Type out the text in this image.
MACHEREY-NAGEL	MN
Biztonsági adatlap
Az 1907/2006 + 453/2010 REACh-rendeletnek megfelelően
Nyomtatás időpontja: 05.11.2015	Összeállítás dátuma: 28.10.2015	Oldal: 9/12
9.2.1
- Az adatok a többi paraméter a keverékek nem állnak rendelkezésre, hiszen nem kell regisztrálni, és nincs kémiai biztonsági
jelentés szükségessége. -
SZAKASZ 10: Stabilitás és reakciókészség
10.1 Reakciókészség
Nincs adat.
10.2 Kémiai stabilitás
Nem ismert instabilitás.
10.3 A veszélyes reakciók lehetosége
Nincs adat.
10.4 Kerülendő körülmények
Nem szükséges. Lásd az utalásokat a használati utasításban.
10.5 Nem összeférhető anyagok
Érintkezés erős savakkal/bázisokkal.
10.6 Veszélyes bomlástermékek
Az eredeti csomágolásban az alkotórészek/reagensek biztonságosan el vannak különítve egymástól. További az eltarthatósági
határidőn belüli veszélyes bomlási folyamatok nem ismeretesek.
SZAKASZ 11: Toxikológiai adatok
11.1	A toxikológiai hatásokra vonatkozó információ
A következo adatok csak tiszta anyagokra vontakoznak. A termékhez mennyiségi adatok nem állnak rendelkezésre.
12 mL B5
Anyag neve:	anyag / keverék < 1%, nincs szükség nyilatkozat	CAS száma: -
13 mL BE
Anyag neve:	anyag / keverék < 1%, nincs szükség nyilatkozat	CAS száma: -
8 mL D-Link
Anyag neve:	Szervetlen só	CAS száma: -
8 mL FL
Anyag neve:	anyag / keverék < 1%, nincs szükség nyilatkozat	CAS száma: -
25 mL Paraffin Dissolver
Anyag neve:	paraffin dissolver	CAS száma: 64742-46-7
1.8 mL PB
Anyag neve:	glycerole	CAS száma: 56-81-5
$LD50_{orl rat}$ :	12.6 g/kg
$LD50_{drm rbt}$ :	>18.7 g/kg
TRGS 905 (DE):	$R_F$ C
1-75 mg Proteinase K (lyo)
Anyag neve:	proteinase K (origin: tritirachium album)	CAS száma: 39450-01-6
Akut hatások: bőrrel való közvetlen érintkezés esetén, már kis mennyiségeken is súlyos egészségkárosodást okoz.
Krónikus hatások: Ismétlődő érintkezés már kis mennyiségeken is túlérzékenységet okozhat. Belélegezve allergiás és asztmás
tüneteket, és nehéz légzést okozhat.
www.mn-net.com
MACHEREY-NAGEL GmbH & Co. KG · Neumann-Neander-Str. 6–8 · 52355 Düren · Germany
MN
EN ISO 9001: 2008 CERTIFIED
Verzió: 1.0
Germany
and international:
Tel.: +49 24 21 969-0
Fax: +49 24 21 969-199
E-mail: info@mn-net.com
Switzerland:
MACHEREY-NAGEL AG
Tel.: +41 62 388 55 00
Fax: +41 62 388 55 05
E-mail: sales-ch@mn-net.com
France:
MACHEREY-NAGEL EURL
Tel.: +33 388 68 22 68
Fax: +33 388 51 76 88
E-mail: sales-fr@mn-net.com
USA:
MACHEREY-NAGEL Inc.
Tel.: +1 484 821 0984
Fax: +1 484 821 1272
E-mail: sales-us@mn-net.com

..............................

All lines above that contain the word "rendelkezésre" are to be copied.

- Az adatok a többi paraméter a keverékek nem állnak rendelkezésre, hiszen nem kell regisztrálni, és nincs kémiai biztonsági
A következo adatok csak tiszta anyagokra vontakoznak. A termékhez mennyiségi adatok nem állnak rendelkezésre.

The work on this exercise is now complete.